Data for processing
────────────────
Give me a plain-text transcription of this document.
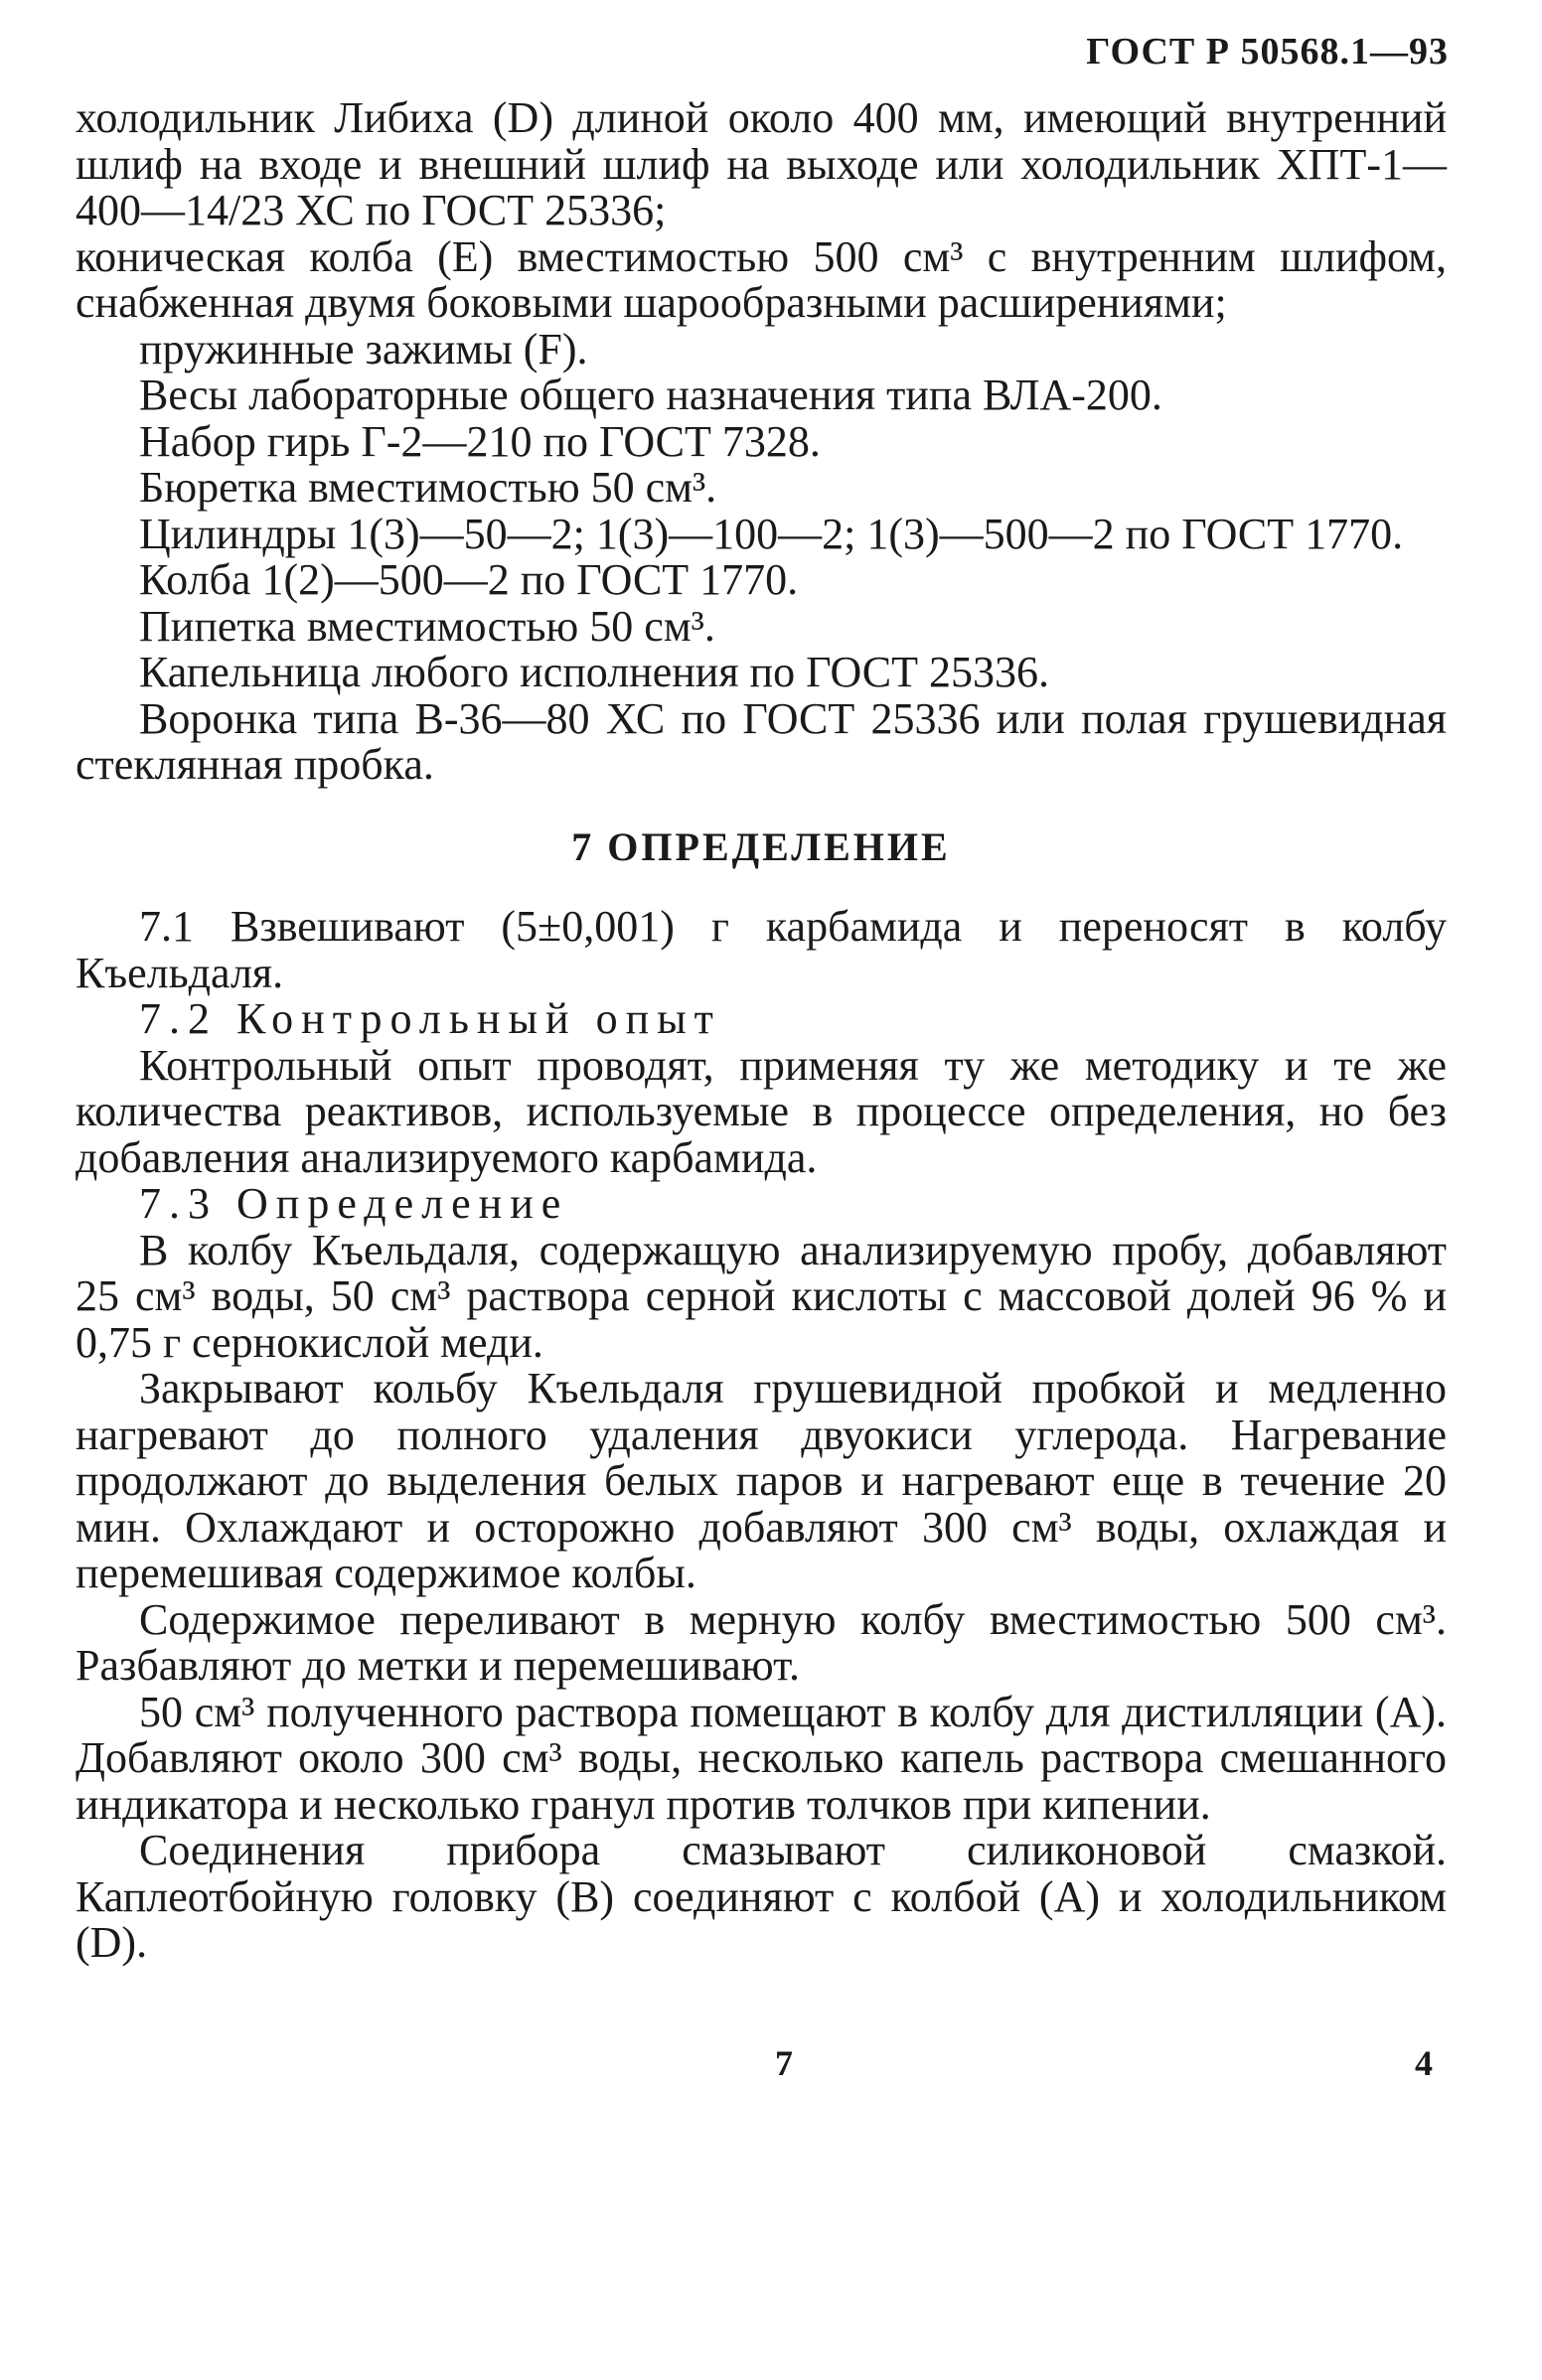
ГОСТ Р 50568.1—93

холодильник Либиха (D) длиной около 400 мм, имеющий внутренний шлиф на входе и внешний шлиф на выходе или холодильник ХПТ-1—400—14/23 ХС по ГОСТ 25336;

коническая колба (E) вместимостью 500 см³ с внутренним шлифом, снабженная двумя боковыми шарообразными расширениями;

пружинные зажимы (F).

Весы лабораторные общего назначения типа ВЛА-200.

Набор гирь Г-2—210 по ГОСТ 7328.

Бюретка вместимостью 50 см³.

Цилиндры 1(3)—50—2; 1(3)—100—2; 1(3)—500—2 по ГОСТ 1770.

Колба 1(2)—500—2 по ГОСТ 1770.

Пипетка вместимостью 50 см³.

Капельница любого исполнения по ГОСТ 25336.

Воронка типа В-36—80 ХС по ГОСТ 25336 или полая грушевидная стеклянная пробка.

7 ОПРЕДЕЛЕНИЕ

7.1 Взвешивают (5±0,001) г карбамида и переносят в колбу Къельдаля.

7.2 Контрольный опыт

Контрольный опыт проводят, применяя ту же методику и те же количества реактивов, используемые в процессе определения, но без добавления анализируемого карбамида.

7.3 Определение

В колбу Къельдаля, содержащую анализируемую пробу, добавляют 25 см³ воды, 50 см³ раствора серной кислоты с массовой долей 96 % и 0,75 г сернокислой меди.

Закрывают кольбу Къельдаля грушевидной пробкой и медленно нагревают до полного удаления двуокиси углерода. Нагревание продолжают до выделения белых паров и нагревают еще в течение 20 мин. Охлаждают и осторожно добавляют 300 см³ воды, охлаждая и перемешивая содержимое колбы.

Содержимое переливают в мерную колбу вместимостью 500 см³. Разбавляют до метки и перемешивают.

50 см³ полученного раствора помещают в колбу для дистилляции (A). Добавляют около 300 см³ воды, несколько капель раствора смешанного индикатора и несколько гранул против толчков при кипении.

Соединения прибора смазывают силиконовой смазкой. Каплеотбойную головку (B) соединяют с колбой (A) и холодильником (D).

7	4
────────────────
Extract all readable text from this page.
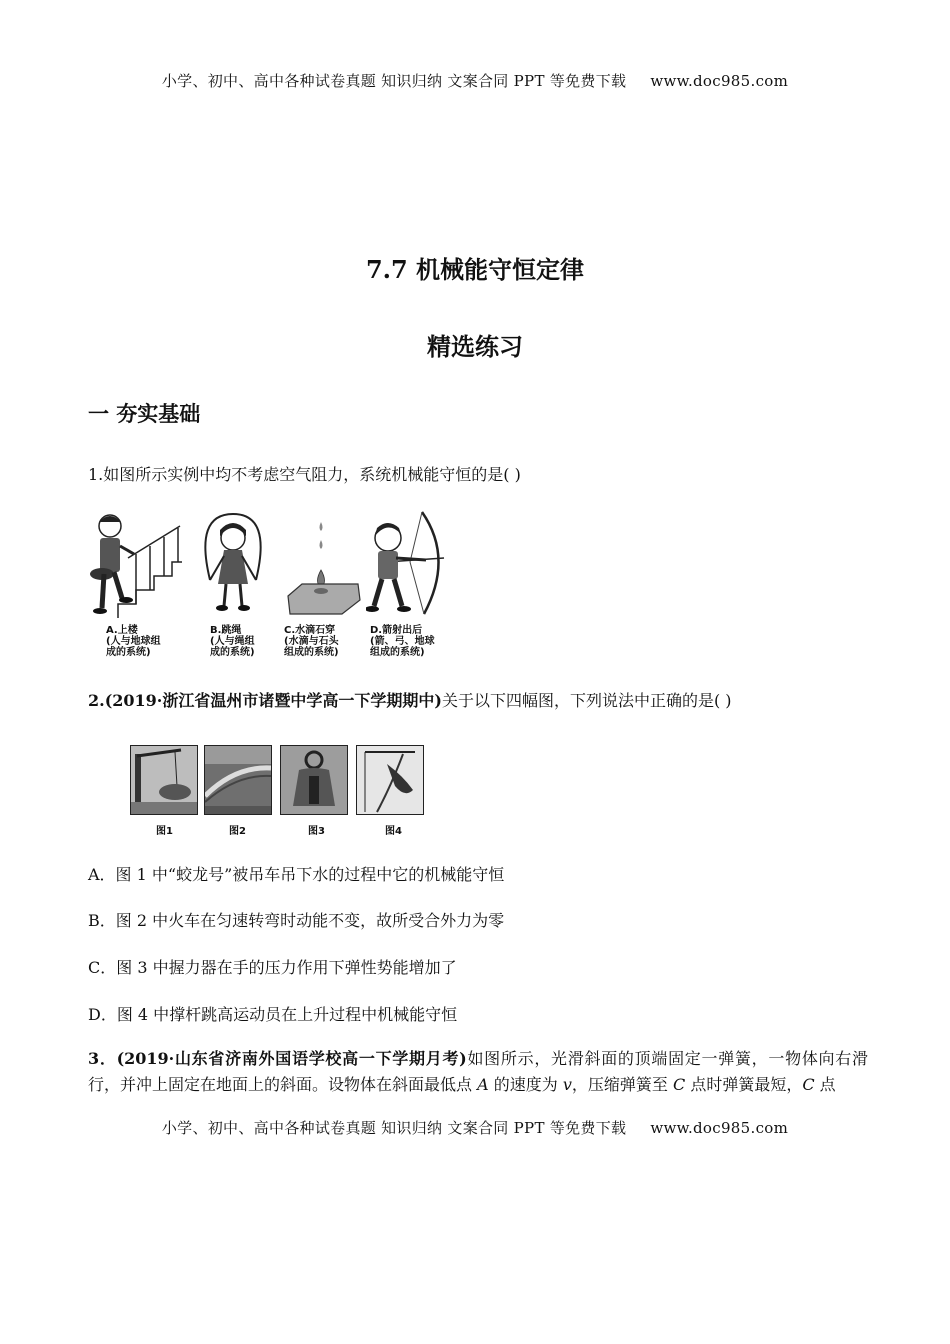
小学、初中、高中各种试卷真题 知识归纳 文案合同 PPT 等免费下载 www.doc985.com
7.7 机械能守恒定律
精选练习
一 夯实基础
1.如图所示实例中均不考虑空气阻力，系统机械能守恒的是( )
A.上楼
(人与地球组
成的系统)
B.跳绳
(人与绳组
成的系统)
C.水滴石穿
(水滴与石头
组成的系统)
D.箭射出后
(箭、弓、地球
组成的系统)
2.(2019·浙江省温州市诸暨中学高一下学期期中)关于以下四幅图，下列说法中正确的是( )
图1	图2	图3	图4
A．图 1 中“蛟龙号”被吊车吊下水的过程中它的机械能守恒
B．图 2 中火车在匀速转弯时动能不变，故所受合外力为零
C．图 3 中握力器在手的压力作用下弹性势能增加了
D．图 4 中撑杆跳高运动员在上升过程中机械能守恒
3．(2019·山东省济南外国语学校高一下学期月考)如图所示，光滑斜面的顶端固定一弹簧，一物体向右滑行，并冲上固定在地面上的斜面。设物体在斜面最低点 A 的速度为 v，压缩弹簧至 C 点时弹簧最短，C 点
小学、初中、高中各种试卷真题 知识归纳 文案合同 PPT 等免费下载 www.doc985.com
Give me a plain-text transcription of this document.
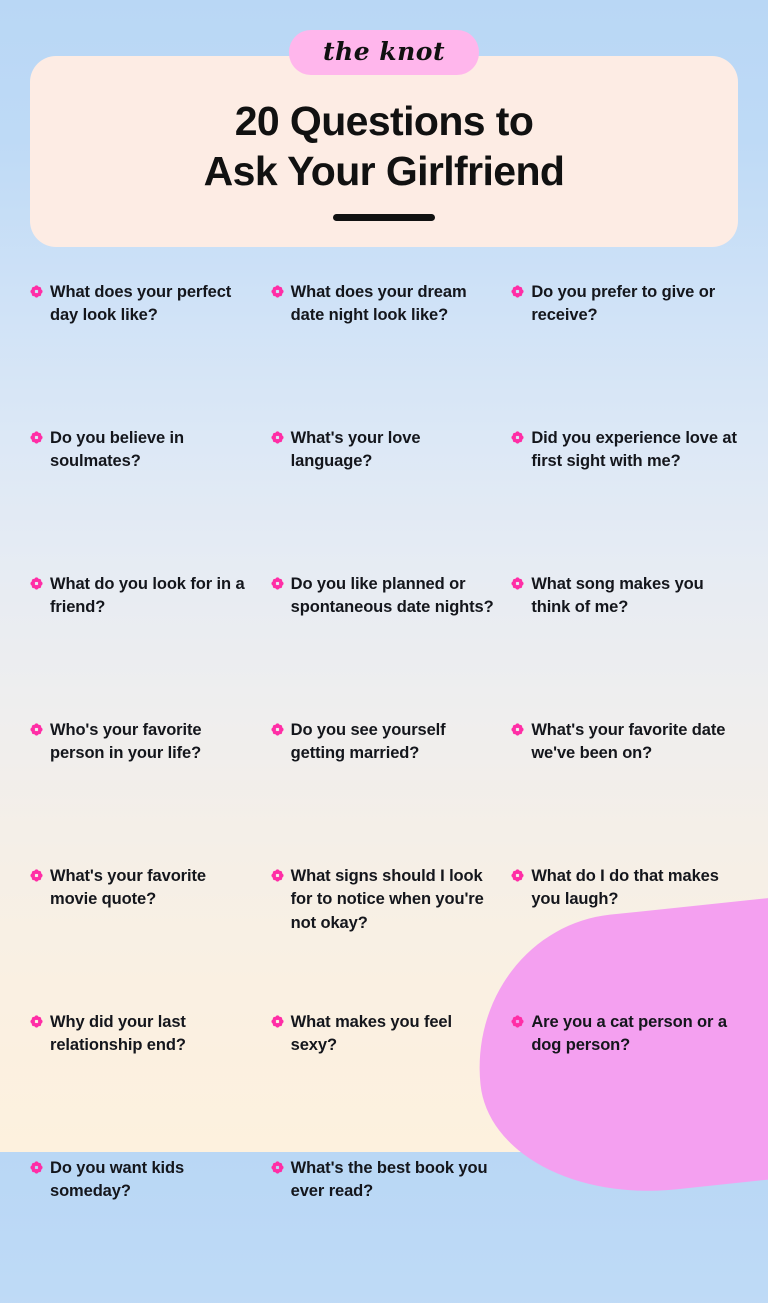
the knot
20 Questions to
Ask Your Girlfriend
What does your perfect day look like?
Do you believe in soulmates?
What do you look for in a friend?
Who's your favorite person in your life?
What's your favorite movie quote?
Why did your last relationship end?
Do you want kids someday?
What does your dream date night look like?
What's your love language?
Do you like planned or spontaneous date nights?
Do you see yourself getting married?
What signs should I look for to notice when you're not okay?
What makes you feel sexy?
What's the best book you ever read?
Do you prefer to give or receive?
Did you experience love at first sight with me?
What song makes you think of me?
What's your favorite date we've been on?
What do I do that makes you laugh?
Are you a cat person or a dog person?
────────────────
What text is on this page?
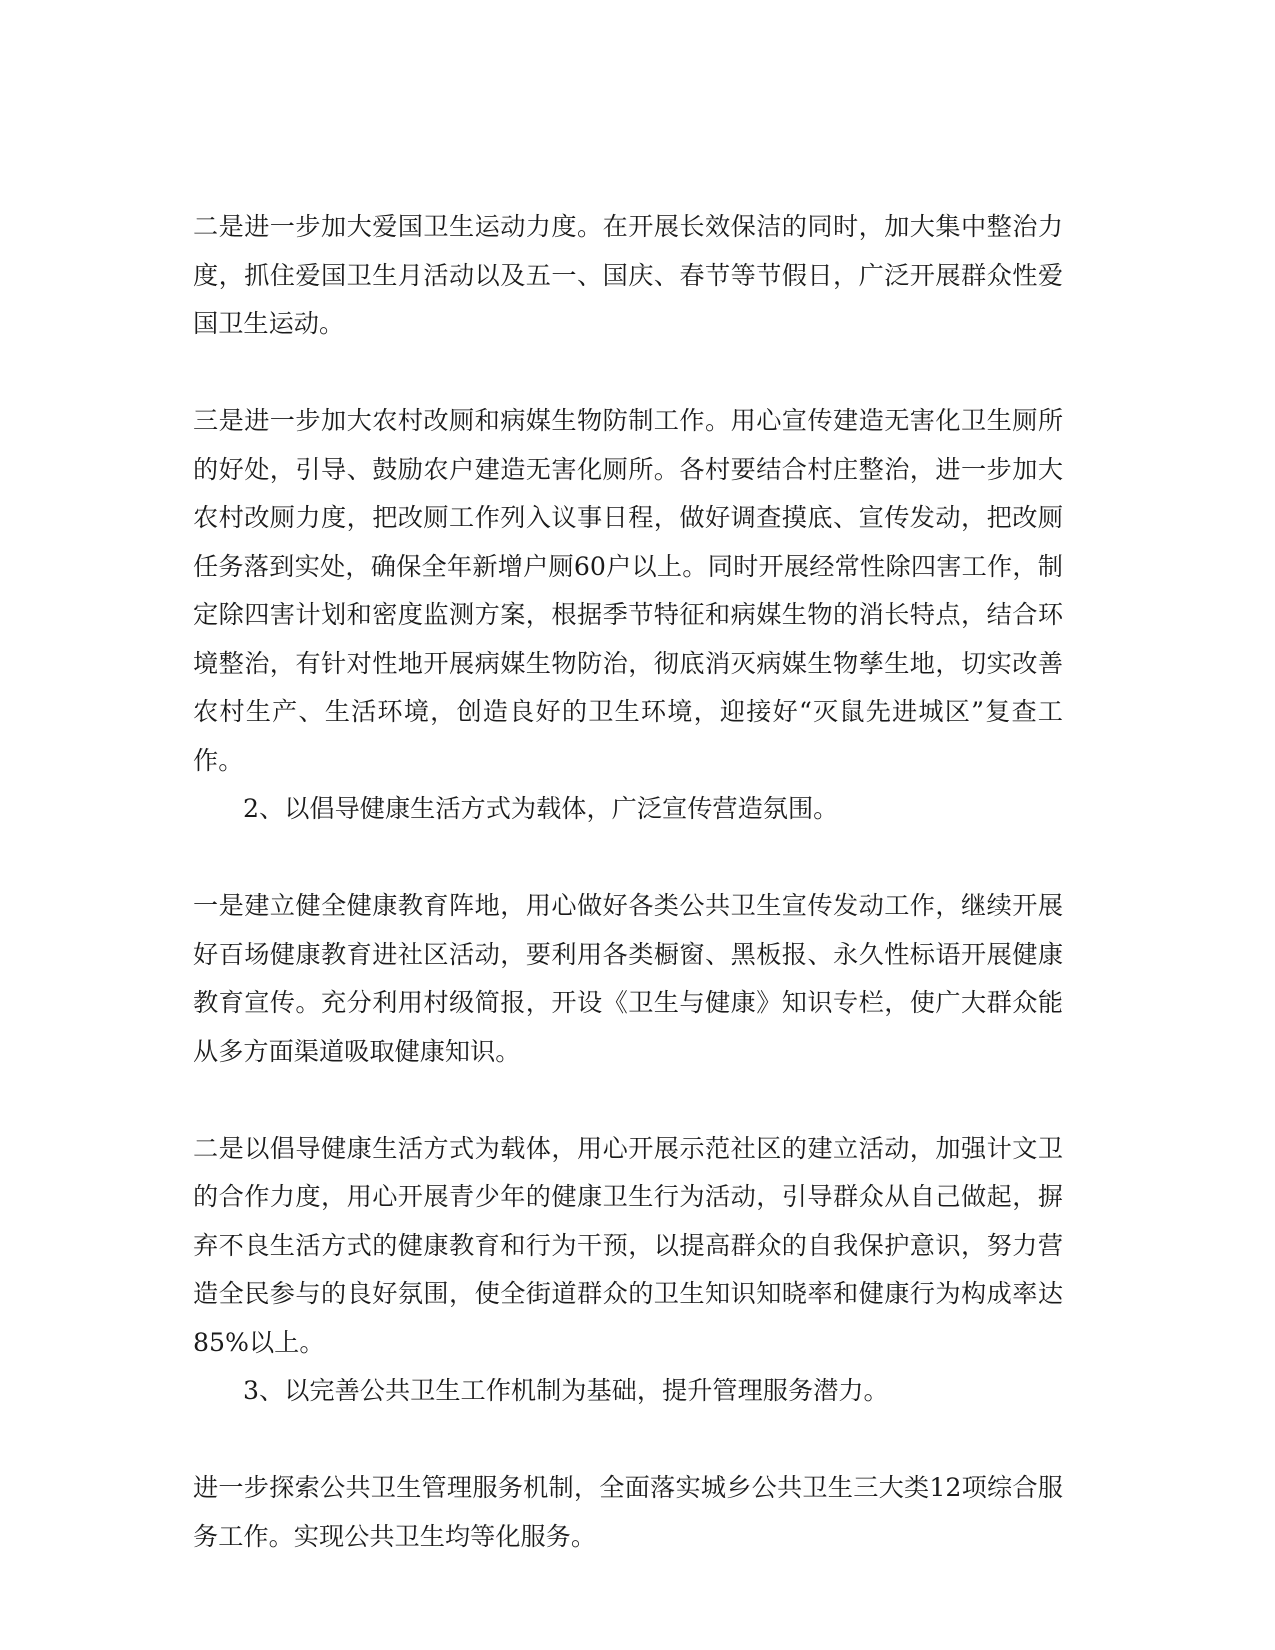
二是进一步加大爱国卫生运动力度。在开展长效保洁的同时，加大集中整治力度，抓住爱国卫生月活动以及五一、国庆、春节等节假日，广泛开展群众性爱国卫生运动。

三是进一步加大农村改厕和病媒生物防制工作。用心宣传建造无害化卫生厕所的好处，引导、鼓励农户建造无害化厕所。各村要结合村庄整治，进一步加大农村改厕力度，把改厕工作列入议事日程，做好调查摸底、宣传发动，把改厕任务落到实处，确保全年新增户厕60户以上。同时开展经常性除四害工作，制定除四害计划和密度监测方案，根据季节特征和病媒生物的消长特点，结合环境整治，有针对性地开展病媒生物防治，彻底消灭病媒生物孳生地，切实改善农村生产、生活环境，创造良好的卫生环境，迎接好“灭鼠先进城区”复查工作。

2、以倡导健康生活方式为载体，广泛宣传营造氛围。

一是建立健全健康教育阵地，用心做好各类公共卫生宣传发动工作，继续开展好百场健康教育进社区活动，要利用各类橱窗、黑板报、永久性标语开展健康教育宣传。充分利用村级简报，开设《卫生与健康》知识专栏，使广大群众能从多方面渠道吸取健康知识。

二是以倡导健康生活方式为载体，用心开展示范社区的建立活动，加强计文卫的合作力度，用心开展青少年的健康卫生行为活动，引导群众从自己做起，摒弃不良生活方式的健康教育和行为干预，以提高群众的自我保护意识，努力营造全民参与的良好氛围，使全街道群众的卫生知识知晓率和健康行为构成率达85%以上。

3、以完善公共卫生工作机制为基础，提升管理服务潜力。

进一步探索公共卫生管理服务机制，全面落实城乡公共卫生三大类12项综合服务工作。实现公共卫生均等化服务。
────────────────
To be done
Filter the records for lines holding the string "воды". Copy each one.

Exercise output
В колбу Къельдаля, содержащую анализируемую пробу, добавляют 25 см³ воды, 50 см³ раствора серной кислоты с массовой долей 96 % и 0,75 г сернокислой меди.
Закрывают кольбу Къельдаля грушевидной пробкой и медленно нагревают до полного удаления двуокиси углерода. Нагревание продолжают до выделения белых паров и нагревают еще в течение 20 мин. Охлаждают и осторожно добавляют 300 см³ воды, охлаждая и перемешивая содержимое колбы.
50 см³ полученного раствора помещают в колбу для дистилляции (A). Добавляют около 300 см³ воды, несколько капель раствора смешанного индикатора и несколько гранул против толчков при кипении.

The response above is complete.